◆ Required task ◆
Copy the records below exactly, leaving out any pictures.

** start Data entries **

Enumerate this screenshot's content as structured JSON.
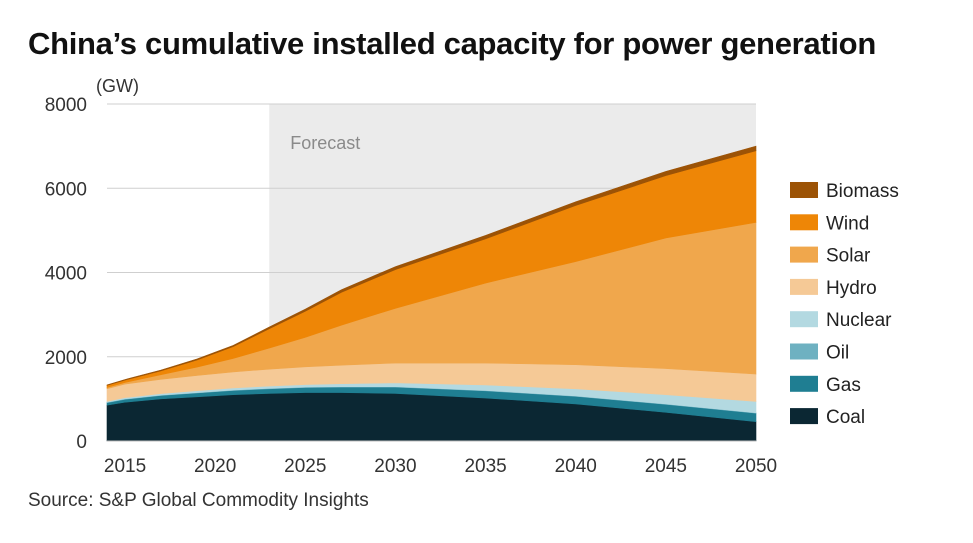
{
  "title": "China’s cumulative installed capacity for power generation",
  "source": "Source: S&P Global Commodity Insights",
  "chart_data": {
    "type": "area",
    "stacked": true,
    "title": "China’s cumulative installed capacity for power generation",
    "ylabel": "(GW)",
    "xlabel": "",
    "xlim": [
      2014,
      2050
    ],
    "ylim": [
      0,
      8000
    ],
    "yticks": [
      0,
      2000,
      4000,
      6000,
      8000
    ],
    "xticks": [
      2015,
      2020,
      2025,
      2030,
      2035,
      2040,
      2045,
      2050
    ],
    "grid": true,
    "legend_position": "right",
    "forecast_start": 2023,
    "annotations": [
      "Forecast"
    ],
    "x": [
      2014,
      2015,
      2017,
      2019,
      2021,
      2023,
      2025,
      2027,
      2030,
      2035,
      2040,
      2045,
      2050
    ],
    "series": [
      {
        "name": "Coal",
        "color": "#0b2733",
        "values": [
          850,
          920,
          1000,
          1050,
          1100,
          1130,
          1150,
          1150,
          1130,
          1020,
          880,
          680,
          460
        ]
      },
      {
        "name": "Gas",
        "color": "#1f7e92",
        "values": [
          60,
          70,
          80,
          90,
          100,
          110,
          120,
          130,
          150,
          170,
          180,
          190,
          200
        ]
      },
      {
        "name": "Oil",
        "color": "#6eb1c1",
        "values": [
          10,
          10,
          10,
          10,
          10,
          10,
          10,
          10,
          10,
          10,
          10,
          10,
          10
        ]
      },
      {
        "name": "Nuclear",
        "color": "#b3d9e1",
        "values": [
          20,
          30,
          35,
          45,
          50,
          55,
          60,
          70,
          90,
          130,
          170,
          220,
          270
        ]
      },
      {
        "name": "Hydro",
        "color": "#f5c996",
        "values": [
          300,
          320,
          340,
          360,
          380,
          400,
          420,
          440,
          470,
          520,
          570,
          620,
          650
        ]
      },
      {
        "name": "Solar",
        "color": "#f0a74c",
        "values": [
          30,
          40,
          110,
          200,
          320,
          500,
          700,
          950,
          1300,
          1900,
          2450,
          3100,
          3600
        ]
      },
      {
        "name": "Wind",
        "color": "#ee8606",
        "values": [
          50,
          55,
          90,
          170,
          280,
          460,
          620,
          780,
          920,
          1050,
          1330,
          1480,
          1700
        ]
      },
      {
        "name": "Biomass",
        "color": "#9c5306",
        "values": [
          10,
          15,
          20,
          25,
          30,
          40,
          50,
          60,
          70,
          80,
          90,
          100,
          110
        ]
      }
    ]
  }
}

** end Data entries **

◆ In response ◆
Enumerate this screenshot's content as structured JSON.
{
  "title": "China’s cumulative installed capacity for power generation",
  "source": "Source: S&P Global Commodity Insights",
  "chart_data": {
    "type": "area",
    "stacked": true,
    "title": "China’s cumulative installed capacity for power generation",
    "ylabel": "(GW)",
    "xlabel": "",
    "xlim": [
      2014,
      2050
    ],
    "ylim": [
      0,
      8000
    ],
    "yticks": [
      0,
      2000,
      4000,
      6000,
      8000
    ],
    "xticks": [
      2015,
      2020,
      2025,
      2030,
      2035,
      2040,
      2045,
      2050
    ],
    "grid": true,
    "legend_position": "right",
    "forecast_start": 2023,
    "annotations": [
      "Forecast"
    ],
    "x": [
      2014,
      2015,
      2017,
      2019,
      2021,
      2023,
      2025,
      2027,
      2030,
      2035,
      2040,
      2045,
      2050
    ],
    "series": [
      {
        "name": "Coal",
        "color": "#0b2733",
        "values": [
          850,
          920,
          1000,
          1050,
          1100,
          1130,
          1150,
          1150,
          1130,
          1020,
          880,
          680,
          460
        ]
      },
      {
        "name": "Gas",
        "color": "#1f7e92",
        "values": [
          60,
          70,
          80,
          90,
          100,
          110,
          120,
          130,
          150,
          170,
          180,
          190,
          200
        ]
      },
      {
        "name": "Oil",
        "color": "#6eb1c1",
        "values": [
          10,
          10,
          10,
          10,
          10,
          10,
          10,
          10,
          10,
          10,
          10,
          10,
          10
        ]
      },
      {
        "name": "Nuclear",
        "color": "#b3d9e1",
        "values": [
          20,
          30,
          35,
          45,
          50,
          55,
          60,
          70,
          90,
          130,
          170,
          220,
          270
        ]
      },
      {
        "name": "Hydro",
        "color": "#f5c996",
        "values": [
          300,
          320,
          340,
          360,
          380,
          400,
          420,
          440,
          470,
          520,
          570,
          620,
          650
        ]
      },
      {
        "name": "Solar",
        "color": "#f0a74c",
        "values": [
          30,
          40,
          110,
          200,
          320,
          500,
          700,
          950,
          1300,
          1900,
          2450,
          3100,
          3600
        ]
      },
      {
        "name": "Wind",
        "color": "#ee8606",
        "values": [
          50,
          55,
          90,
          170,
          280,
          460,
          620,
          780,
          920,
          1050,
          1330,
          1480,
          1700
        ]
      },
      {
        "name": "Biomass",
        "color": "#9c5306",
        "values": [
          10,
          15,
          20,
          25,
          30,
          40,
          50,
          60,
          70,
          80,
          90,
          100,
          110
        ]
      }
    ]
  }
}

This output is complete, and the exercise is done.